Data entries:
──────────

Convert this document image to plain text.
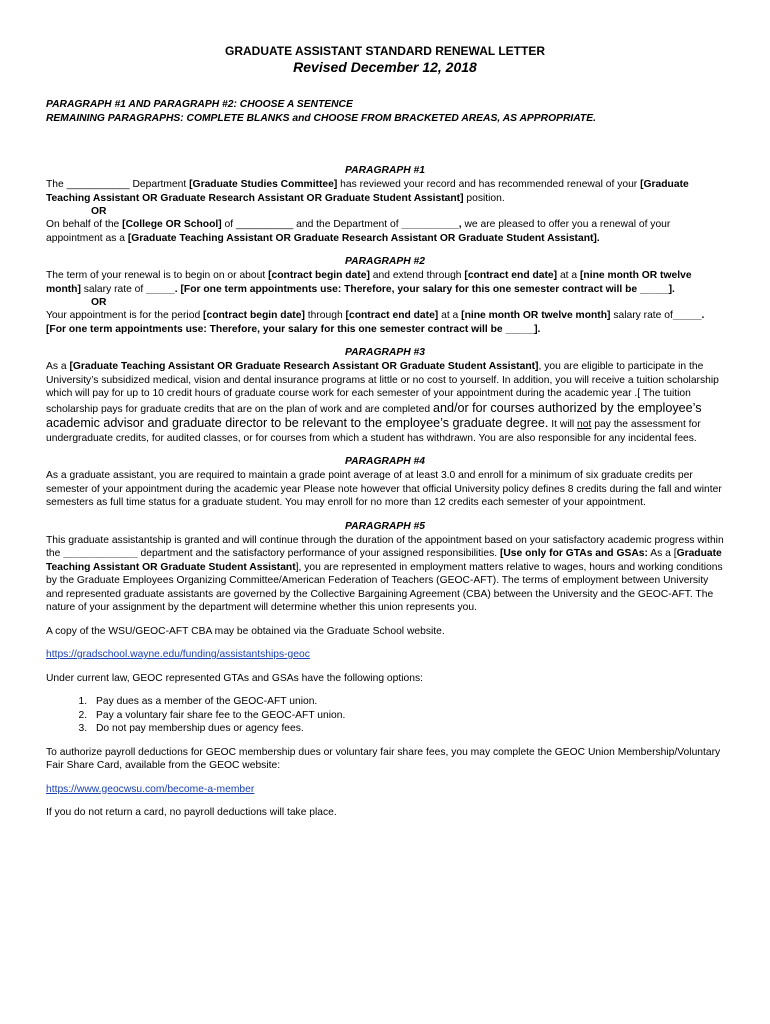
GRADUATE ASSISTANT STANDARD RENEWAL LETTER
Revised December 12, 2018

PARAGRAPH #1 AND PARAGRAPH #2: CHOOSE A SENTENCE

REMAINING PARAGRAPHS: COMPLETE BLANKS and CHOOSE FROM BRACKETED AREAS, AS APPROPRIATE.

PARAGRAPH #1

The ___________ Department [Graduate Studies Committee] has reviewed your record and has recommended renewal of your [Graduate Teaching Assistant OR Graduate Research Assistant OR Graduate Student Assistant] position.

OR

On behalf of the [College OR School] of __________ and the Department of __________, we are pleased to offer you a renewal of your appointment as a [Graduate Teaching Assistant OR Graduate Research Assistant OR Graduate Student Assistant].

PARAGRAPH #2

The term of your renewal is to begin on or about [contract begin date] and extend through [contract end date] at a [nine month OR twelve month] salary rate of _____. [For one term appointments use: Therefore, your salary for this one semester contract will be _____].

OR

Your appointment is for the period [contract begin date] through [contract end date] at a [nine month OR twelve month] salary rate of_____. [For one term appointments use: Therefore, your salary for this one semester contract will be _____].

PARAGRAPH #3

As a [Graduate Teaching Assistant OR Graduate Research Assistant OR Graduate Student Assistant], you are eligible to participate in the University’s subsidized medical, vision and dental insurance programs at little or no cost to yourself. In addition, you will receive a tuition scholarship which will pay for up to 10 credit hours of graduate course work for each semester of your appointment during the academic year .[ The tuition scholarship pays for graduate credits that are on the plan of work and are completed and/or for courses authorized by the employee’s academic advisor and graduate director to be relevant to the employee’s graduate degree. It will not pay the assessment for undergraduate credits, for audited classes, or for courses from which a student has withdrawn. You are also responsible for any incidental fees.

PARAGRAPH #4

As a graduate assistant, you are required to maintain a grade point average of at least 3.0 and enroll for a minimum of six graduate credits per semester of your appointment during the academic year Please note however that official University policy defines 8 credits during the fall and winter semesters as full time status for a graduate student. You may enroll for no more than 12 credits each semester of your appointment.

PARAGRAPH #5

This graduate assistantship is granted and will continue through the duration of the appointment based on your satisfactory academic progress within the _____________ department and the satisfactory performance of your assigned responsibilities. [Use only for GTAs and GSAs: As a [Graduate Teaching Assistant OR Graduate Student Assistant], you are represented in employment matters relative to wages, hours and working conditions by the Graduate Employees Organizing Committee/American Federation of Teachers (GEOC-AFT). The terms of employment between University and represented graduate assistants are governed by the Collective Bargaining Agreement (CBA) between the University and the GEOC-AFT. The nature of your assignment by the department will determine whether this union represents you.

A copy of the WSU/GEOC-AFT CBA may be obtained via the Graduate School website.

https://gradschool.wayne.edu/funding/assistantships-geoc

Under current law, GEOC represented GTAs and GSAs have the following options:

1. Pay dues as a member of the GEOC-AFT union.
2. Pay a voluntary fair share fee to the GEOC-AFT union.
3. Do not pay membership dues or agency fees.

To authorize payroll deductions for GEOC membership dues or voluntary fair share fees, you may complete the GEOC Union Membership/Voluntary Fair Share Card, available from the GEOC website:

https://www.geocwsu.com/become-a-member

If you do not return a card, no payroll deductions will take place.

──────────

▶ **Exercise instructions**
From the listing above, copy every line that holds the string "Committee".

▶ **Response**
The ___________ Department [Graduate Studies Committee] has reviewed your record and has recommended renewal of your [Graduate Teaching Assistant OR Graduate Research Assistant OR Graduate Student Assistant] position.
This graduate assistantship is granted and will continue through the duration of the appointment based on your satisfactory academic progress within the _____________ department and the satisfactory performance of your assigned responsibilities. [Use only for GTAs and GSAs: As a [Graduate Teaching Assistant OR Graduate Student Assistant], you are represented in employment matters relative to wages, hours and working conditions by the Graduate Employees Organizing Committee/American Federation of Teachers (GEOC-AFT). The terms of employment between University and represented graduate assistants are governed by the Collective Bargaining Agreement (CBA) between the University and the GEOC-AFT. The nature of your assignment by the department will determine whether this union represents you.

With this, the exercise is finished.